Pictures stay out of the copy; set down each line of the listing below exactly.

*** Dataset content

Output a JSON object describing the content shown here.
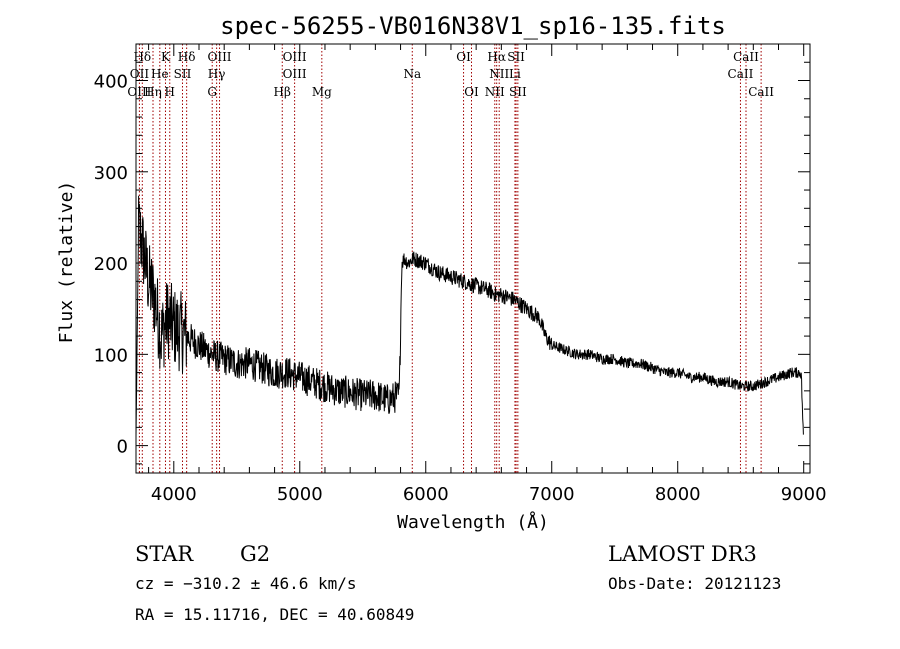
{
  "chart_data": {
    "type": "line",
    "title": "spec-56255-VB016N38V1_sp16-135.fits",
    "xlabel": "Wavelength (Å)",
    "ylabel": "Flux (relative)",
    "xlim": [
      3700,
      9050
    ],
    "ylim": [
      -30,
      440
    ],
    "xticks": [
      4000,
      5000,
      6000,
      7000,
      8000,
      9000
    ],
    "yticks": [
      0,
      100,
      200,
      300,
      400
    ],
    "spectrum_anchors": {
      "x": [
        3700,
        3720,
        3750,
        3800,
        3850,
        3900,
        3950,
        4000,
        4100,
        4200,
        4300,
        4400,
        4500,
        4600,
        4700,
        4800,
        4900,
        5000,
        5100,
        5200,
        5300,
        5400,
        5500,
        5600,
        5700,
        5790,
        5810,
        5830,
        5860,
        5900,
        6000,
        6100,
        6200,
        6300,
        6400,
        6500,
        6560,
        6600,
        6700,
        6800,
        6900,
        6950,
        7000,
        7100,
        7200,
        7300,
        7400,
        7500,
        7600,
        7700,
        7800,
        7900,
        8000,
        8100,
        8200,
        8300,
        8400,
        8500,
        8600,
        8700,
        8800,
        8900,
        8980,
        9000
      ],
      "y": [
        10,
        240,
        220,
        180,
        160,
        120,
        140,
        130,
        120,
        110,
        100,
        95,
        90,
        90,
        85,
        80,
        80,
        75,
        70,
        65,
        60,
        58,
        55,
        55,
        50,
        55,
        200,
        205,
        200,
        205,
        200,
        190,
        185,
        180,
        175,
        170,
        165,
        165,
        160,
        150,
        140,
        120,
        110,
        105,
        100,
        100,
        95,
        95,
        90,
        90,
        85,
        80,
        80,
        75,
        75,
        70,
        70,
        65,
        65,
        70,
        75,
        80,
        80,
        0
      ]
    },
    "spectral_lines": [
      {
        "label": "Hδ",
        "wavelength": 3750,
        "tier": 1
      },
      {
        "label": "K",
        "wavelength": 3934,
        "tier": 1
      },
      {
        "label": "Hδ",
        "wavelength": 4102,
        "tier": 1
      },
      {
        "label": "OIII",
        "wavelength": 4363,
        "tier": 1
      },
      {
        "label": "OIII",
        "wavelength": 4959,
        "tier": 1
      },
      {
        "label": "OI",
        "wavelength": 6300,
        "tier": 1
      },
      {
        "label": "Hα",
        "wavelength": 6563,
        "tier": 1
      },
      {
        "label": "SII",
        "wavelength": 6717,
        "tier": 1
      },
      {
        "label": "CaII",
        "wavelength": 8542,
        "tier": 1
      },
      {
        "label": "OII",
        "wavelength": 3727,
        "tier": 2
      },
      {
        "label": "He",
        "wavelength": 3889,
        "tier": 2
      },
      {
        "label": "SII",
        "wavelength": 4069,
        "tier": 2
      },
      {
        "label": "Hγ",
        "wavelength": 4340,
        "tier": 2
      },
      {
        "label": "OIII",
        "wavelength": 4959,
        "tier": 2
      },
      {
        "label": "Na",
        "wavelength": 5893,
        "tier": 2
      },
      {
        "label": "NII",
        "wavelength": 6583,
        "tier": 2
      },
      {
        "label": "Li",
        "wavelength": 6708,
        "tier": 2
      },
      {
        "label": "CaII",
        "wavelength": 8498,
        "tier": 2
      },
      {
        "label": "OIII",
        "wavelength": 3727,
        "tier": 3
      },
      {
        "label": "Hη",
        "wavelength": 3835,
        "tier": 3
      },
      {
        "label": "H",
        "wavelength": 3968,
        "tier": 3
      },
      {
        "label": "G",
        "wavelength": 4305,
        "tier": 3
      },
      {
        "label": "Hβ",
        "wavelength": 4861,
        "tier": 3
      },
      {
        "label": "Mg",
        "wavelength": 5175,
        "tier": 3
      },
      {
        "label": "OI",
        "wavelength": 6363,
        "tier": 3
      },
      {
        "label": "NII",
        "wavelength": 6548,
        "tier": 3
      },
      {
        "label": "SII",
        "wavelength": 6731,
        "tier": 3
      },
      {
        "label": "CaII",
        "wavelength": 8662,
        "tier": 3
      }
    ],
    "line_color": "#000000",
    "marker_color": "#a00000"
  },
  "info": {
    "class": "STAR",
    "subclass": "G2",
    "survey": "LAMOST DR3",
    "cz": "cz = −310.2 ± 46.6 km/s",
    "obs_date": "Obs-Date: 20121123",
    "coords": "RA =  15.11716, DEC =  40.60849"
  }
}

******

Written answer —
Output a JSON object describing the content shown here.
{
  "chart_data": {
    "type": "line",
    "title": "spec-56255-VB016N38V1_sp16-135.fits",
    "xlabel": "Wavelength (Å)",
    "ylabel": "Flux (relative)",
    "xlim": [
      3700,
      9050
    ],
    "ylim": [
      -30,
      440
    ],
    "xticks": [
      4000,
      5000,
      6000,
      7000,
      8000,
      9000
    ],
    "yticks": [
      0,
      100,
      200,
      300,
      400
    ],
    "spectrum_anchors": {
      "x": [
        3700,
        3720,
        3750,
        3800,
        3850,
        3900,
        3950,
        4000,
        4100,
        4200,
        4300,
        4400,
        4500,
        4600,
        4700,
        4800,
        4900,
        5000,
        5100,
        5200,
        5300,
        5400,
        5500,
        5600,
        5700,
        5790,
        5810,
        5830,
        5860,
        5900,
        6000,
        6100,
        6200,
        6300,
        6400,
        6500,
        6560,
        6600,
        6700,
        6800,
        6900,
        6950,
        7000,
        7100,
        7200,
        7300,
        7400,
        7500,
        7600,
        7700,
        7800,
        7900,
        8000,
        8100,
        8200,
        8300,
        8400,
        8500,
        8600,
        8700,
        8800,
        8900,
        8980,
        9000
      ],
      "y": [
        10,
        240,
        220,
        180,
        160,
        120,
        140,
        130,
        120,
        110,
        100,
        95,
        90,
        90,
        85,
        80,
        80,
        75,
        70,
        65,
        60,
        58,
        55,
        55,
        50,
        55,
        200,
        205,
        200,
        205,
        200,
        190,
        185,
        180,
        175,
        170,
        165,
        165,
        160,
        150,
        140,
        120,
        110,
        105,
        100,
        100,
        95,
        95,
        90,
        90,
        85,
        80,
        80,
        75,
        75,
        70,
        70,
        65,
        65,
        70,
        75,
        80,
        80,
        0
      ]
    },
    "spectral_lines": [
      {
        "label": "Hδ",
        "wavelength": 3750,
        "tier": 1
      },
      {
        "label": "K",
        "wavelength": 3934,
        "tier": 1
      },
      {
        "label": "Hδ",
        "wavelength": 4102,
        "tier": 1
      },
      {
        "label": "OIII",
        "wavelength": 4363,
        "tier": 1
      },
      {
        "label": "OIII",
        "wavelength": 4959,
        "tier": 1
      },
      {
        "label": "OI",
        "wavelength": 6300,
        "tier": 1
      },
      {
        "label": "Hα",
        "wavelength": 6563,
        "tier": 1
      },
      {
        "label": "SII",
        "wavelength": 6717,
        "tier": 1
      },
      {
        "label": "CaII",
        "wavelength": 8542,
        "tier": 1
      },
      {
        "label": "OII",
        "wavelength": 3727,
        "tier": 2
      },
      {
        "label": "He",
        "wavelength": 3889,
        "tier": 2
      },
      {
        "label": "SII",
        "wavelength": 4069,
        "tier": 2
      },
      {
        "label": "Hγ",
        "wavelength": 4340,
        "tier": 2
      },
      {
        "label": "OIII",
        "wavelength": 4959,
        "tier": 2
      },
      {
        "label": "Na",
        "wavelength": 5893,
        "tier": 2
      },
      {
        "label": "NII",
        "wavelength": 6583,
        "tier": 2
      },
      {
        "label": "Li",
        "wavelength": 6708,
        "tier": 2
      },
      {
        "label": "CaII",
        "wavelength": 8498,
        "tier": 2
      },
      {
        "label": "OIII",
        "wavelength": 3727,
        "tier": 3
      },
      {
        "label": "Hη",
        "wavelength": 3835,
        "tier": 3
      },
      {
        "label": "H",
        "wavelength": 3968,
        "tier": 3
      },
      {
        "label": "G",
        "wavelength": 4305,
        "tier": 3
      },
      {
        "label": "Hβ",
        "wavelength": 4861,
        "tier": 3
      },
      {
        "label": "Mg",
        "wavelength": 5175,
        "tier": 3
      },
      {
        "label": "OI",
        "wavelength": 6363,
        "tier": 3
      },
      {
        "label": "NII",
        "wavelength": 6548,
        "tier": 3
      },
      {
        "label": "SII",
        "wavelength": 6731,
        "tier": 3
      },
      {
        "label": "CaII",
        "wavelength": 8662,
        "tier": 3
      }
    ],
    "line_color": "#000000",
    "marker_color": "#a00000"
  },
  "info": {
    "class": "STAR",
    "subclass": "G2",
    "survey": "LAMOST DR3",
    "cz": "cz = −310.2 ± 46.6 km/s",
    "obs_date": "Obs-Date: 20121123",
    "coords": "RA =  15.11716, DEC =  40.60849"
  }
}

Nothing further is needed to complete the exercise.